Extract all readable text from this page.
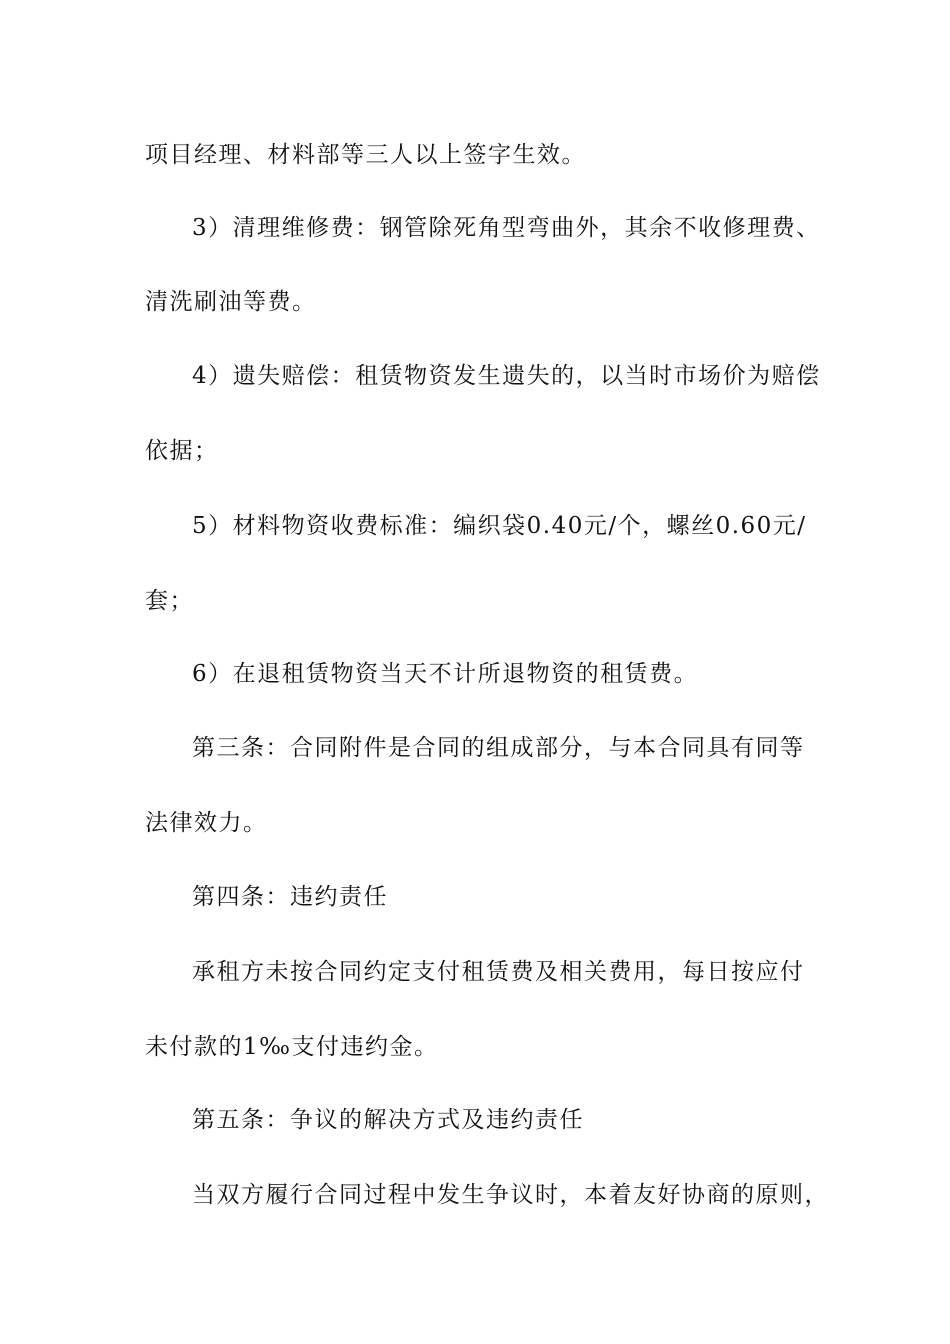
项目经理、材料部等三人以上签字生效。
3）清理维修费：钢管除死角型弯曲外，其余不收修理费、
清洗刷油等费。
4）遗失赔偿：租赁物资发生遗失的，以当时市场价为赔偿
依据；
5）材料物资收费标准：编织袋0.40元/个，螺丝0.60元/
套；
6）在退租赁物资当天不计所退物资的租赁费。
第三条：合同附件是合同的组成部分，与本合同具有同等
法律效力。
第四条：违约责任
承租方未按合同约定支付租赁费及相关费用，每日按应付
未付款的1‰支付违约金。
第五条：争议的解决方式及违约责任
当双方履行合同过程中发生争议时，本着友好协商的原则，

****************************************

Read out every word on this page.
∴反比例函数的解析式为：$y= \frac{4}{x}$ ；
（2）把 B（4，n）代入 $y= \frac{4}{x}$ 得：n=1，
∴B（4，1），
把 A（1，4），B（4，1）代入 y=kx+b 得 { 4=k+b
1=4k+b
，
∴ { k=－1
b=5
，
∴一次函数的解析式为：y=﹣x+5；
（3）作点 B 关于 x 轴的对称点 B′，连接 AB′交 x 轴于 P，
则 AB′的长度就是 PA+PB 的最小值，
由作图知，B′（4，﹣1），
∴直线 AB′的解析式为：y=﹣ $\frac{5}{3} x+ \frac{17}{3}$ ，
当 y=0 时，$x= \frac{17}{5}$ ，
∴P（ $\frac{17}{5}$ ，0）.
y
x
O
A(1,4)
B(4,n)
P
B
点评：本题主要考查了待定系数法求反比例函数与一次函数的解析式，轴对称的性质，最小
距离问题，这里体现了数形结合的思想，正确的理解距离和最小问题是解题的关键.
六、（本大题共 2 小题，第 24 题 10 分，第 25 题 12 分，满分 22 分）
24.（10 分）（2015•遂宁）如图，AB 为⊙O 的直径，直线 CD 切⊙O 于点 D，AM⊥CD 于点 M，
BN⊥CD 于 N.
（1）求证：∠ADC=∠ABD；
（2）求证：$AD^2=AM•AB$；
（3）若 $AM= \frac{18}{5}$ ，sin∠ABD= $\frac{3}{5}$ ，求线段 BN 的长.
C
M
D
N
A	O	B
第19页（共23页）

****************************************

**PROBLEM TO SOLVE:**
Copy every line that includes the string "page" from the material above.

**RESPONSE FOR THIS EXERCISE:**
Extract all readable text from this page.
Read out every word on this page.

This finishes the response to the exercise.